● **Source data**
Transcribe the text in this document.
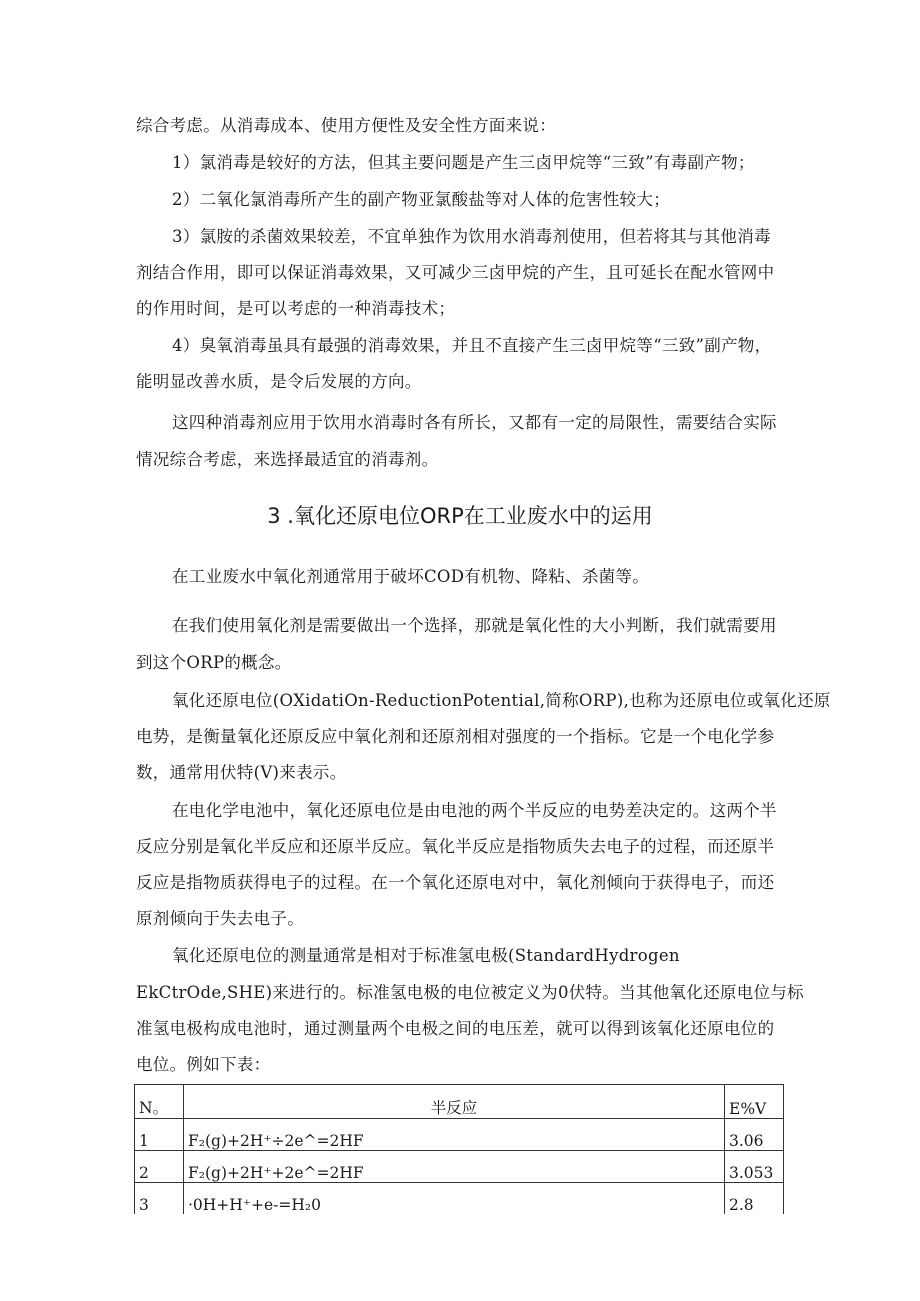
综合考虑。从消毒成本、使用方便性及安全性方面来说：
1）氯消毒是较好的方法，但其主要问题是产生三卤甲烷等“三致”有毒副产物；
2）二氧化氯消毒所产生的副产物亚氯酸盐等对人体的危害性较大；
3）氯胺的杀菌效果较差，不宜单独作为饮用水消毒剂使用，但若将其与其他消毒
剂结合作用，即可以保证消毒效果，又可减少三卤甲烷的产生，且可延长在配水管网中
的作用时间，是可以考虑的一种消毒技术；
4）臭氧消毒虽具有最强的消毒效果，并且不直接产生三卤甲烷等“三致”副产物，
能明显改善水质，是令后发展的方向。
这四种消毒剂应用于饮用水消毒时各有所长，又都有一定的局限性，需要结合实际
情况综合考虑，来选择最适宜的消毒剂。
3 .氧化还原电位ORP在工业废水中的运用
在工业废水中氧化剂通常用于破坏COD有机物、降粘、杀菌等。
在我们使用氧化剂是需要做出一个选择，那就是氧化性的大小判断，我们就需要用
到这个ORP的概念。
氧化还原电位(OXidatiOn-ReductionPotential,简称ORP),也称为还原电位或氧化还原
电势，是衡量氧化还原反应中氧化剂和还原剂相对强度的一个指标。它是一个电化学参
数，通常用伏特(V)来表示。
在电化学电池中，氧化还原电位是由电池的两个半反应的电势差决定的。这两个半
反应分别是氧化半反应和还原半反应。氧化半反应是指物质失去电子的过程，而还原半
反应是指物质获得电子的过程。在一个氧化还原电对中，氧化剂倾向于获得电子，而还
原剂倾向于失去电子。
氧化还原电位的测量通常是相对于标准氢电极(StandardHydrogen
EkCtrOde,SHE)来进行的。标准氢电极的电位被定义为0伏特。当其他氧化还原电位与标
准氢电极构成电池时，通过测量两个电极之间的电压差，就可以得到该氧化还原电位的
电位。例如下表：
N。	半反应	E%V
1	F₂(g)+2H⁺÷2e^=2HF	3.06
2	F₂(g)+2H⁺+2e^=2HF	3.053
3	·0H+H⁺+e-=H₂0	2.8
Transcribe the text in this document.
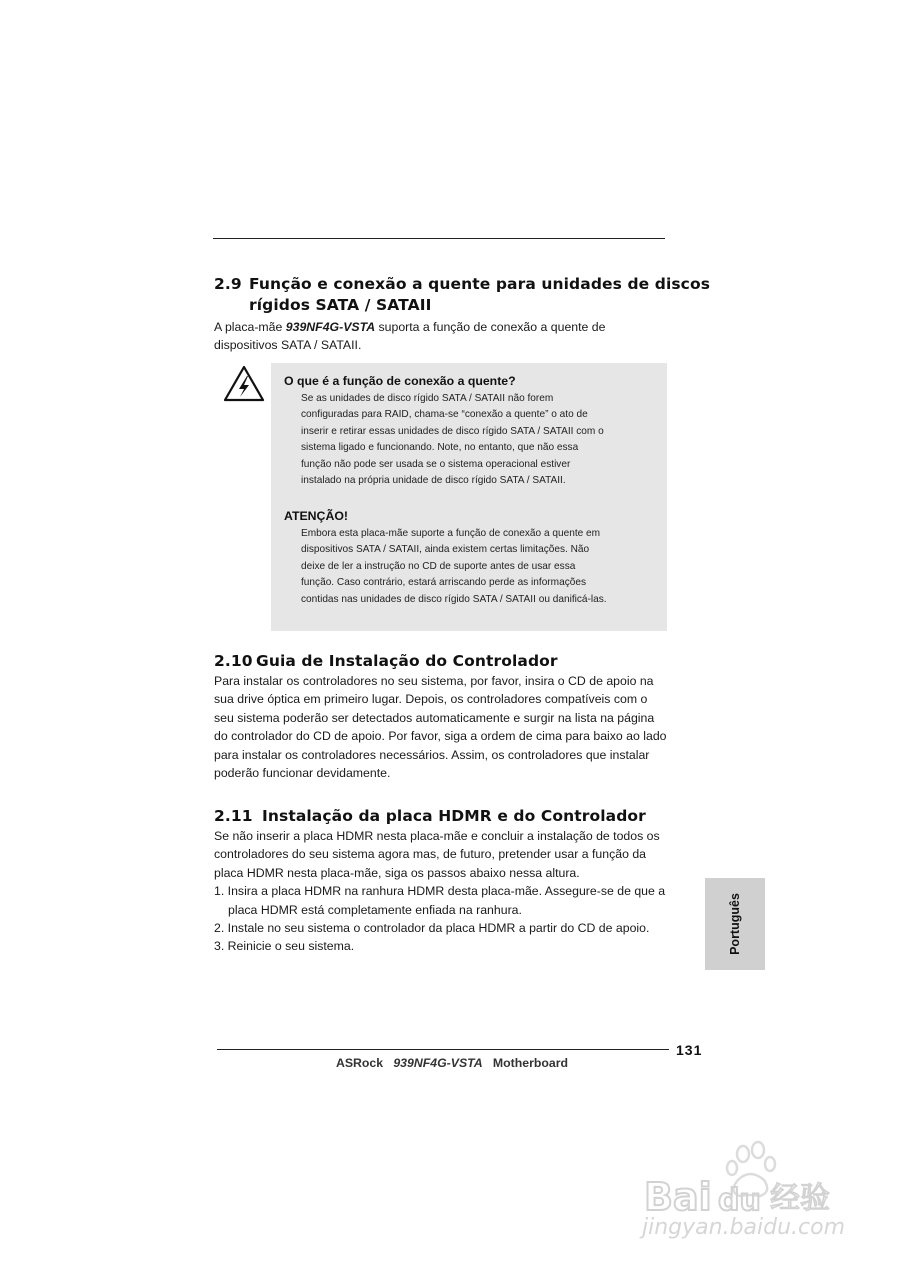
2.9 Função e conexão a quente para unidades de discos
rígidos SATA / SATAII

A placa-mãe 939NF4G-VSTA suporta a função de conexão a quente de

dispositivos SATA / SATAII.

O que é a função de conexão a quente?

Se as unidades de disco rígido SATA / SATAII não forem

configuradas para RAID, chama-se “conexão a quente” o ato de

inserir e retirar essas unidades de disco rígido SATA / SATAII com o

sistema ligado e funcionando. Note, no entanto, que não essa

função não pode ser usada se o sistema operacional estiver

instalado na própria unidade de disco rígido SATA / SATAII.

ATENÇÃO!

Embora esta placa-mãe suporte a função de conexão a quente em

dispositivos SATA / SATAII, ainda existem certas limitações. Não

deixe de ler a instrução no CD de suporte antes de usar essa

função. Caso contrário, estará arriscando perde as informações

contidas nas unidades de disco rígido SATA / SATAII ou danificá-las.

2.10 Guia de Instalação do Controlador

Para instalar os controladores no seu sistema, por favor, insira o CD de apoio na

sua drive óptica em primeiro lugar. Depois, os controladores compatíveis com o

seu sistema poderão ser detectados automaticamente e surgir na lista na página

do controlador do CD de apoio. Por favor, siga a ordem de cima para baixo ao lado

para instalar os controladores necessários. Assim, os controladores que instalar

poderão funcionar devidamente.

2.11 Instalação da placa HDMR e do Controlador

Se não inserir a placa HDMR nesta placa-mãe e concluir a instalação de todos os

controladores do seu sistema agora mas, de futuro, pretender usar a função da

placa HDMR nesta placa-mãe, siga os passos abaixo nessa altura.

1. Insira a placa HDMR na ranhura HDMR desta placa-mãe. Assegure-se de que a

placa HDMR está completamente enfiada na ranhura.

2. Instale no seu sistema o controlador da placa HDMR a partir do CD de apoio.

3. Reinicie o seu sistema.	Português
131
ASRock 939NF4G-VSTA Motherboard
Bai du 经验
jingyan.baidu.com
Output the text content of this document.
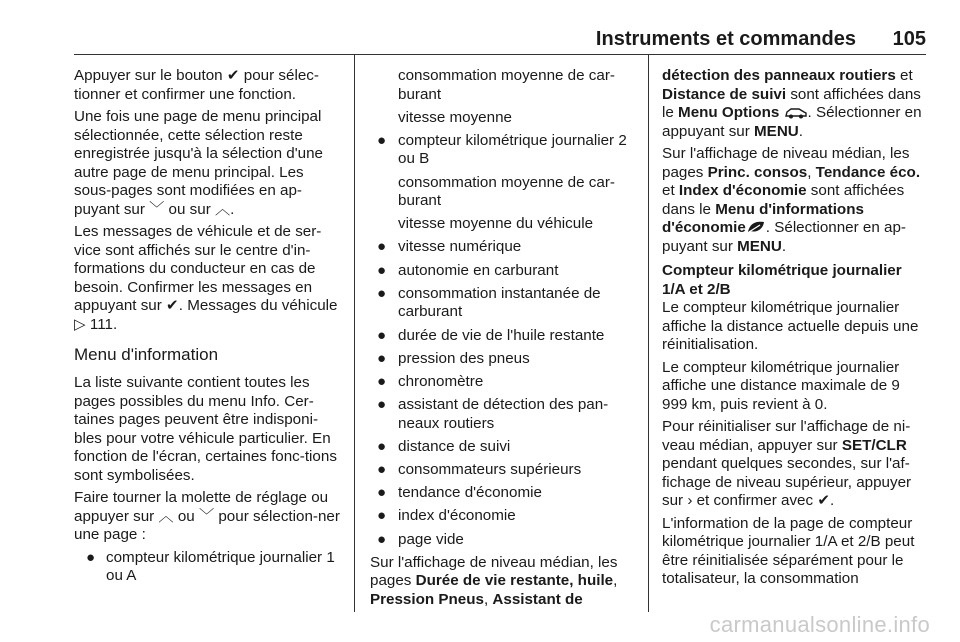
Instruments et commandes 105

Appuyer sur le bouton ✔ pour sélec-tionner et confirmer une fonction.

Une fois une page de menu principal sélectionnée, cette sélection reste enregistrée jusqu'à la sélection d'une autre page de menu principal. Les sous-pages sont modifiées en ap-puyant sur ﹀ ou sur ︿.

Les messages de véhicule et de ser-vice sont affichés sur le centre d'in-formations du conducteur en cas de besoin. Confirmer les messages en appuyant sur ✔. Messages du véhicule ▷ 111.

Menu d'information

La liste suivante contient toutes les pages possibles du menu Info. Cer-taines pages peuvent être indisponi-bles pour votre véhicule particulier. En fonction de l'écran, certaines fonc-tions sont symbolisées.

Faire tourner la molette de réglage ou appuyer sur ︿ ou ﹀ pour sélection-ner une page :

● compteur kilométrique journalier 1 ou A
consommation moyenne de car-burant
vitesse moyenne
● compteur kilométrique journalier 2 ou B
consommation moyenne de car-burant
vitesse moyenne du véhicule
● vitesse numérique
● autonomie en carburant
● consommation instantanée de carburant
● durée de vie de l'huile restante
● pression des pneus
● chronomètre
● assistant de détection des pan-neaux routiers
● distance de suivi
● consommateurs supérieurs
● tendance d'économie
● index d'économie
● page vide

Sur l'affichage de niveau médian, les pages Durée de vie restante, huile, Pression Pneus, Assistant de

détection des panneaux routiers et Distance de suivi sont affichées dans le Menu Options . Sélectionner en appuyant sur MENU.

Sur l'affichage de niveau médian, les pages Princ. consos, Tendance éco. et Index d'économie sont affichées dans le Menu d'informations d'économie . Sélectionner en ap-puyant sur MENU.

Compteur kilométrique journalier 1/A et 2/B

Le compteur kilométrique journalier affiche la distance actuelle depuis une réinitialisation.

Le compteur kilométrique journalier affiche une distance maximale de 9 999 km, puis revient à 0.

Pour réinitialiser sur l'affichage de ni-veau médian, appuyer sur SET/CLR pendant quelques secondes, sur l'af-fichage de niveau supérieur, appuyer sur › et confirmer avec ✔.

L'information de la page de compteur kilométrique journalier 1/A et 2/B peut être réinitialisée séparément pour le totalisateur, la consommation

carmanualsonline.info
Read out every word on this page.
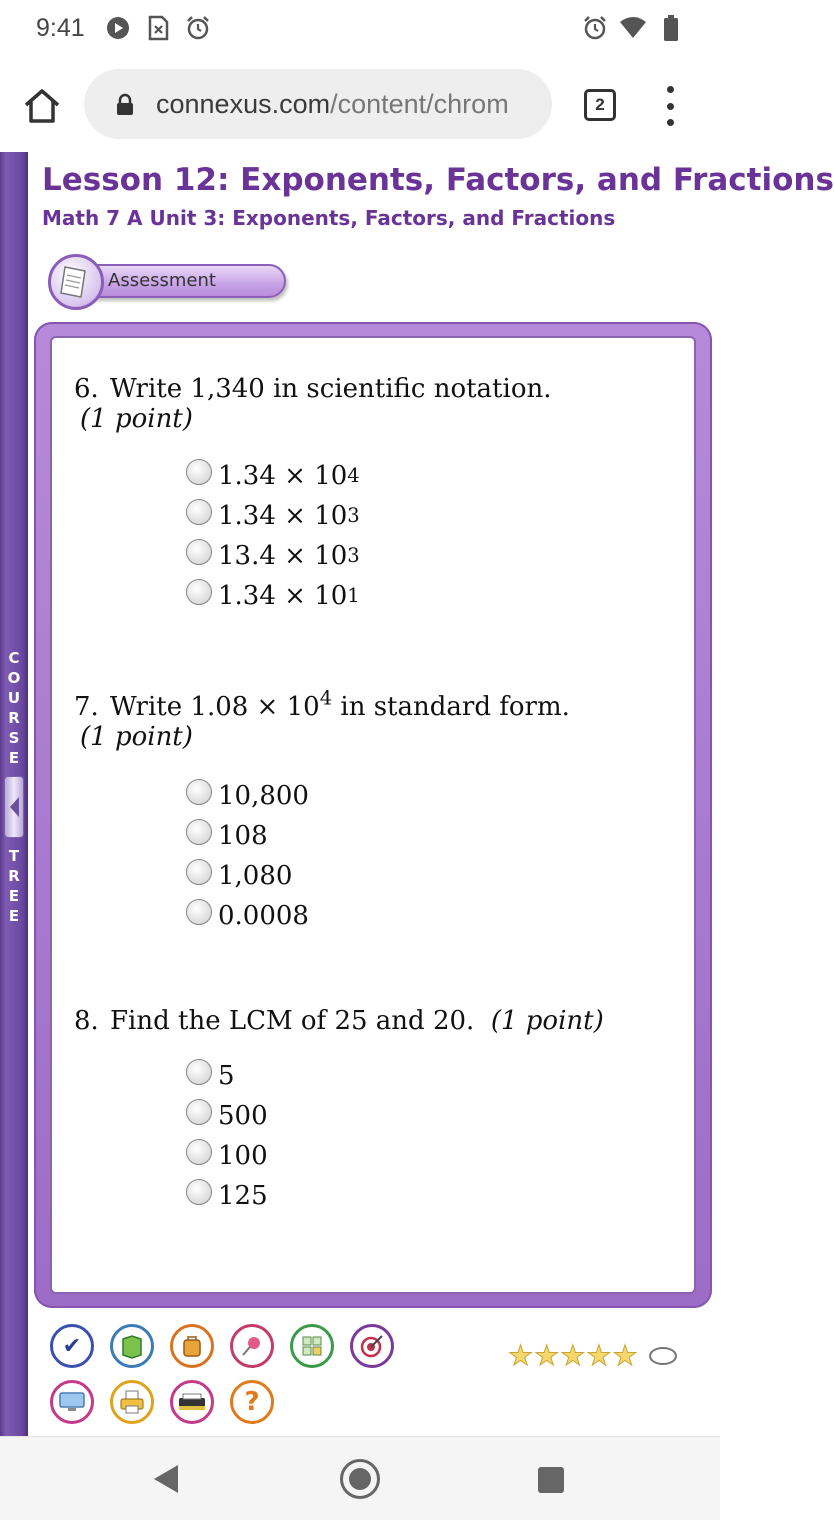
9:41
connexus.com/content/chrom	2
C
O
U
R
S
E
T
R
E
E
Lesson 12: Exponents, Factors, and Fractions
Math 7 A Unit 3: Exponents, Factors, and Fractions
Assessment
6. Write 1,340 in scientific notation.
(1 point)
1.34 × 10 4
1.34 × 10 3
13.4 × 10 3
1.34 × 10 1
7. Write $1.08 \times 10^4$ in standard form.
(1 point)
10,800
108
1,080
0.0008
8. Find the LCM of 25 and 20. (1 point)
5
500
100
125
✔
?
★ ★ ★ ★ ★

● **EXERCISE AIM**
Copy the records word for word, leaving no picture in the copy.

● **WRITTEN REPLY**
Transcribe the text in this document.
综合考虑。从消毒成本、使用方便性及安全性方面来说：
1）氯消毒是较好的方法，但其主要问题是产生三卤甲烷等“三致”有毒副产物；
2）二氧化氯消毒所产生的副产物亚氯酸盐等对人体的危害性较大；
3）氯胺的杀菌效果较差，不宜单独作为饮用水消毒剂使用，但若将其与其他消毒
剂结合作用，即可以保证消毒效果，又可减少三卤甲烷的产生，且可延长在配水管网中
的作用时间，是可以考虑的一种消毒技术；
4）臭氧消毒虽具有最强的消毒效果，并且不直接产生三卤甲烷等“三致”副产物，
能明显改善水质，是令后发展的方向。
这四种消毒剂应用于饮用水消毒时各有所长，又都有一定的局限性，需要结合实际
情况综合考虑，来选择最适宜的消毒剂。
3 .氧化还原电位ORP在工业废水中的运用
在工业废水中氧化剂通常用于破坏COD有机物、降粘、杀菌等。
在我们使用氧化剂是需要做出一个选择，那就是氧化性的大小判断，我们就需要用
到这个ORP的概念。
氧化还原电位(OXidatiOn-ReductionPotential,简称ORP),也称为还原电位或氧化还原
电势，是衡量氧化还原反应中氧化剂和还原剂相对强度的一个指标。它是一个电化学参
数，通常用伏特(V)来表示。
在电化学电池中，氧化还原电位是由电池的两个半反应的电势差决定的。这两个半
反应分别是氧化半反应和还原半反应。氧化半反应是指物质失去电子的过程，而还原半
反应是指物质获得电子的过程。在一个氧化还原电对中，氧化剂倾向于获得电子，而还
原剂倾向于失去电子。
氧化还原电位的测量通常是相对于标准氢电极(StandardHydrogen
EkCtrOde,SHE)来进行的。标准氢电极的电位被定义为0伏特。当其他氧化还原电位与标
准氢电极构成电池时，通过测量两个电极之间的电压差，就可以得到该氧化还原电位的
电位。例如下表：
N。	半反应	E%V
1	F₂(g)+2H⁺÷2e^=2HF	3.06
2	F₂(g)+2H⁺+2e^=2HF	3.053
3	·0H+H⁺+e-=H₂0	2.8
Transcribe the text in this document.
2.9 Função e conexão a quente para unidades de discos
rígidos SATA / SATAII

A placa-mãe 939NF4G-VSTA suporta a função de conexão a quente de

dispositivos SATA / SATAII.

O que é a função de conexão a quente?

Se as unidades de disco rígido SATA / SATAII não forem

configuradas para RAID, chama-se “conexão a quente” o ato de

inserir e retirar essas unidades de disco rígido SATA / SATAII com o

sistema ligado e funcionando. Note, no entanto, que não essa

função não pode ser usada se o sistema operacional estiver

instalado na própria unidade de disco rígido SATA / SATAII.

ATENÇÃO!

Embora esta placa-mãe suporte a função de conexão a quente em

dispositivos SATA / SATAII, ainda existem certas limitações. Não

deixe de ler a instrução no CD de suporte antes de usar essa

função. Caso contrário, estará arriscando perde as informações

contidas nas unidades de disco rígido SATA / SATAII ou danificá-las.

2.10 Guia de Instalação do Controlador

Para instalar os controladores no seu sistema, por favor, insira o CD de apoio na

sua drive óptica em primeiro lugar. Depois, os controladores compatíveis com o

seu sistema poderão ser detectados automaticamente e surgir na lista na página

do controlador do CD de apoio. Por favor, siga a ordem de cima para baixo ao lado

para instalar os controladores necessários. Assim, os controladores que instalar

poderão funcionar devidamente.

2.11 Instalação da placa HDMR e do Controlador

Se não inserir a placa HDMR nesta placa-mãe e concluir a instalação de todos os

controladores do seu sistema agora mas, de futuro, pretender usar a função da

placa HDMR nesta placa-mãe, siga os passos abaixo nessa altura.

1. Insira a placa HDMR na ranhura HDMR desta placa-mãe. Assegure-se de que a

placa HDMR está completamente enfiada na ranhura.

2. Instale no seu sistema o controlador da placa HDMR a partir do CD de apoio.

3. Reinicie o seu sistema.	Português
131
ASRock 939NF4G-VSTA Motherboard
Bai du 经验
jingyan.baidu.com
Output the text content of this document.
Instruments et commandes 105

Appuyer sur le bouton ✔ pour sélec-tionner et confirmer une fonction.

Une fois une page de menu principal sélectionnée, cette sélection reste enregistrée jusqu'à la sélection d'une autre page de menu principal. Les sous-pages sont modifiées en ap-puyant sur ﹀ ou sur ︿.

Les messages de véhicule et de ser-vice sont affichés sur le centre d'in-formations du conducteur en cas de besoin. Confirmer les messages en appuyant sur ✔. Messages du véhicule ▷ 111.

Menu d'information

La liste suivante contient toutes les pages possibles du menu Info. Cer-taines pages peuvent être indisponi-bles pour votre véhicule particulier. En fonction de l'écran, certaines fonc-tions sont symbolisées.

Faire tourner la molette de réglage ou appuyer sur ︿ ou ﹀ pour sélection-ner une page :

● compteur kilométrique journalier 1 ou A
consommation moyenne de car-burant
vitesse moyenne
● compteur kilométrique journalier 2 ou B
consommation moyenne de car-burant
vitesse moyenne du véhicule
● vitesse numérique
● autonomie en carburant
● consommation instantanée de carburant
● durée de vie de l'huile restante
● pression des pneus
● chronomètre
● assistant de détection des pan-neaux routiers
● distance de suivi
● consommateurs supérieurs
● tendance d'économie
● index d'économie
● page vide

Sur l'affichage de niveau médian, les pages Durée de vie restante, huile, Pression Pneus, Assistant de

détection des panneaux routiers et Distance de suivi sont affichées dans le Menu Options . Sélectionner en appuyant sur MENU.

Sur l'affichage de niveau médian, les pages Princ. consos, Tendance éco. et Index d'économie sont affichées dans le Menu d'informations d'économie . Sélectionner en ap-puyant sur MENU.

Compteur kilométrique journalier 1/A et 2/B

Le compteur kilométrique journalier affiche la distance actuelle depuis une réinitialisation.

Le compteur kilométrique journalier affiche une distance maximale de 9 999 km, puis revient à 0.

Pour réinitialiser sur l'affichage de ni-veau médian, appuyer sur SET/CLR pendant quelques secondes, sur l'af-fichage de niveau supérieur, appuyer sur › et confirmer avec ✔.

L'information de la page de compteur kilométrique journalier 1/A et 2/B peut être réinitialisée séparément pour le totalisateur, la consommation

carmanualsonline.info
Read out every word on this page.
9:41
connexus.com/content/chrom	2
C
O
U
R
S
E
T
R
E
E
Lesson 12: Exponents, Factors, and Fractions
Math 7 A Unit 3: Exponents, Factors, and Fractions
Assessment
6. Write 1,340 in scientific notation.
(1 point)
1.34 × 10 4
1.34 × 10 3
13.4 × 10 3
1.34 × 10 1
7. Write $1.08 \times 10^4$ in standard form.
(1 point)
10,800
108
1,080
0.0008
8. Find the LCM of 25 and 20. (1 point)
5
500
100
125
✔
?
★ ★ ★ ★ ★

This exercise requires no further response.